# Brief
Take the listing and print it in full, exactly as given.

# Recorded information
______

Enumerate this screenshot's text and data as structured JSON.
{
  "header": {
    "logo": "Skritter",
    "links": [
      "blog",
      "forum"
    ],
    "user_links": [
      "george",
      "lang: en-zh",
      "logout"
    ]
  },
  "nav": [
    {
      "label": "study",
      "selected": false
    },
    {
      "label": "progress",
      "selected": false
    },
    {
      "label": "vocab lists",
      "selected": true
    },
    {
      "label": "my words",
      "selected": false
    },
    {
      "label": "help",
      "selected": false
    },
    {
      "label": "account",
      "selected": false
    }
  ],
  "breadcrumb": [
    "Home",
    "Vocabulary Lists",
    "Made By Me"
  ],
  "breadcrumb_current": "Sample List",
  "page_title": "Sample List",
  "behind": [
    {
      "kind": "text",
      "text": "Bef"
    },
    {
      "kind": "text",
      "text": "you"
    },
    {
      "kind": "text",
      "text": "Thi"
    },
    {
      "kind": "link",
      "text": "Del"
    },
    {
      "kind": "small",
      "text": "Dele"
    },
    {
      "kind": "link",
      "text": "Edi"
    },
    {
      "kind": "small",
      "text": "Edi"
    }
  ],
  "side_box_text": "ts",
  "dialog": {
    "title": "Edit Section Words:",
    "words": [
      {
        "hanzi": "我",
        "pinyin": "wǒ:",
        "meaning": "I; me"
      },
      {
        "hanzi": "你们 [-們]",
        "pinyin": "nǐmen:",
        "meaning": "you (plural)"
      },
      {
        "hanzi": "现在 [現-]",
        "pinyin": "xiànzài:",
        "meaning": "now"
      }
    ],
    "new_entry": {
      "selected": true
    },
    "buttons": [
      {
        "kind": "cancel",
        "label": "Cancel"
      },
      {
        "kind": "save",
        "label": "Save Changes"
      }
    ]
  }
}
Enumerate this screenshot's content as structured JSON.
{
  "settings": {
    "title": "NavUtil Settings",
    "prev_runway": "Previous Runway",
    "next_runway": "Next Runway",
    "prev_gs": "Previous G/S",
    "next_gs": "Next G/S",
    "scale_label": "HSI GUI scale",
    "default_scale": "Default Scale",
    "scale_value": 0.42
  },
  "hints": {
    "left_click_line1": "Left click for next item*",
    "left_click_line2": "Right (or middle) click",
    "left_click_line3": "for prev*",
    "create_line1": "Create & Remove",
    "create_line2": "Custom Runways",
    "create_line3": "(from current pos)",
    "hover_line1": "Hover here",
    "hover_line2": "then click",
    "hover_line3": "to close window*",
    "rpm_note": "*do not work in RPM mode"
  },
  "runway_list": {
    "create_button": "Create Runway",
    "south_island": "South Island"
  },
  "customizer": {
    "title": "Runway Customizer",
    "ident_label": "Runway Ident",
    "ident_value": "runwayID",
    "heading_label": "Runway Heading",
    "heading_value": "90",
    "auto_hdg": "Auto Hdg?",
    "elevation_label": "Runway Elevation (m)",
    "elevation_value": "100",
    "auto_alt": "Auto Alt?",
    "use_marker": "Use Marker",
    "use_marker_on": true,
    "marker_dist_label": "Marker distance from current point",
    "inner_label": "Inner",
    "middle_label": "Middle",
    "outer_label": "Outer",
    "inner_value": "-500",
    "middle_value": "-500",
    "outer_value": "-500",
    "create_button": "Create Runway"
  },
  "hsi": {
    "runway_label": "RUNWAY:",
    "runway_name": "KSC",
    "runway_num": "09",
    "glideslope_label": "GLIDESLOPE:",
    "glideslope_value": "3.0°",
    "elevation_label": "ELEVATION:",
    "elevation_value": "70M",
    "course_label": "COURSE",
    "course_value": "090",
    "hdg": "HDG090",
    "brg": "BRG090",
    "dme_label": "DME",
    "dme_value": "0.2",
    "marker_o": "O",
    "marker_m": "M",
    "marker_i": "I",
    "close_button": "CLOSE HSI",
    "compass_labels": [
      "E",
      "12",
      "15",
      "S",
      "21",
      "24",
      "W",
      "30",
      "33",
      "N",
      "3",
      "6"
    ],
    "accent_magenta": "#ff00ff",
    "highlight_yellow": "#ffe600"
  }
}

______

# Response to the exercise
Enumerate this screenshot's text and data as structured JSON.
{
  "header": {
    "logo": "Skritter",
    "links": [
      "blog",
      "forum"
    ],
    "user_links": [
      "george",
      "lang: en-zh",
      "logout"
    ]
  },
  "nav": [
    {
      "label": "study",
      "selected": false
    },
    {
      "label": "progress",
      "selected": false
    },
    {
      "label": "vocab lists",
      "selected": true
    },
    {
      "label": "my words",
      "selected": false
    },
    {
      "label": "help",
      "selected": false
    },
    {
      "label": "account",
      "selected": false
    }
  ],
  "breadcrumb": [
    "Home",
    "Vocabulary Lists",
    "Made By Me"
  ],
  "breadcrumb_current": "Sample List",
  "page_title": "Sample List",
  "behind": [
    {
      "kind": "text",
      "text": "Bef"
    },
    {
      "kind": "text",
      "text": "you"
    },
    {
      "kind": "text",
      "text": "Thi"
    },
    {
      "kind": "link",
      "text": "Del"
    },
    {
      "kind": "small",
      "text": "Dele"
    },
    {
      "kind": "link",
      "text": "Edi"
    },
    {
      "kind": "small",
      "text": "Edi"
    }
  ],
  "side_box_text": "ts",
  "dialog": {
    "title": "Edit Section Words:",
    "words": [
      {
        "hanzi": "我",
        "pinyin": "wǒ:",
        "meaning": "I; me"
      },
      {
        "hanzi": "你们 [-們]",
        "pinyin": "nǐmen:",
        "meaning": "you (plural)"
      },
      {
        "hanzi": "现在 [現-]",
        "pinyin": "xiànzài:",
        "meaning": "now"
      }
    ],
    "new_entry": {
      "selected": true
    },
    "buttons": [
      {
        "kind": "cancel",
        "label": "Cancel"
      },
      {
        "kind": "save",
        "label": "Save Changes"
      }
    ]
  }
}
Enumerate this screenshot's content as structured JSON.
{
  "settings": {
    "title": "NavUtil Settings",
    "prev_runway": "Previous Runway",
    "next_runway": "Next Runway",
    "prev_gs": "Previous G/S",
    "next_gs": "Next G/S",
    "scale_label": "HSI GUI scale",
    "default_scale": "Default Scale",
    "scale_value": 0.42
  },
  "hints": {
    "left_click_line1": "Left click for next item*",
    "left_click_line2": "Right (or middle) click",
    "left_click_line3": "for prev*",
    "create_line1": "Create & Remove",
    "create_line2": "Custom Runways",
    "create_line3": "(from current pos)",
    "hover_line1": "Hover here",
    "hover_line2": "then click",
    "hover_line3": "to close window*",
    "rpm_note": "*do not work in RPM mode"
  },
  "runway_list": {
    "create_button": "Create Runway",
    "south_island": "South Island"
  },
  "customizer": {
    "title": "Runway Customizer",
    "ident_label": "Runway Ident",
    "ident_value": "runwayID",
    "heading_label": "Runway Heading",
    "heading_value": "90",
    "auto_hdg": "Auto Hdg?",
    "elevation_label": "Runway Elevation (m)",
    "elevation_value": "100",
    "auto_alt": "Auto Alt?",
    "use_marker": "Use Marker",
    "use_marker_on": true,
    "marker_dist_label": "Marker distance from current point",
    "inner_label": "Inner",
    "middle_label": "Middle",
    "outer_label": "Outer",
    "inner_value": "-500",
    "middle_value": "-500",
    "outer_value": "-500",
    "create_button": "Create Runway"
  },
  "hsi": {
    "runway_label": "RUNWAY:",
    "runway_name": "KSC",
    "runway_num": "09",
    "glideslope_label": "GLIDESLOPE:",
    "glideslope_value": "3.0°",
    "elevation_label": "ELEVATION:",
    "elevation_value": "70M",
    "course_label": "COURSE",
    "course_value": "090",
    "hdg": "HDG090",
    "brg": "BRG090",
    "dme_label": "DME",
    "dme_value": "0.2",
    "marker_o": "O",
    "marker_m": "M",
    "marker_i": "I",
    "close_button": "CLOSE HSI",
    "compass_labels": [
      "E",
      "12",
      "15",
      "S",
      "21",
      "24",
      "W",
      "30",
      "33",
      "N",
      "3",
      "6"
    ],
    "accent_magenta": "#ff00ff",
    "highlight_yellow": "#ffe600"
  }
}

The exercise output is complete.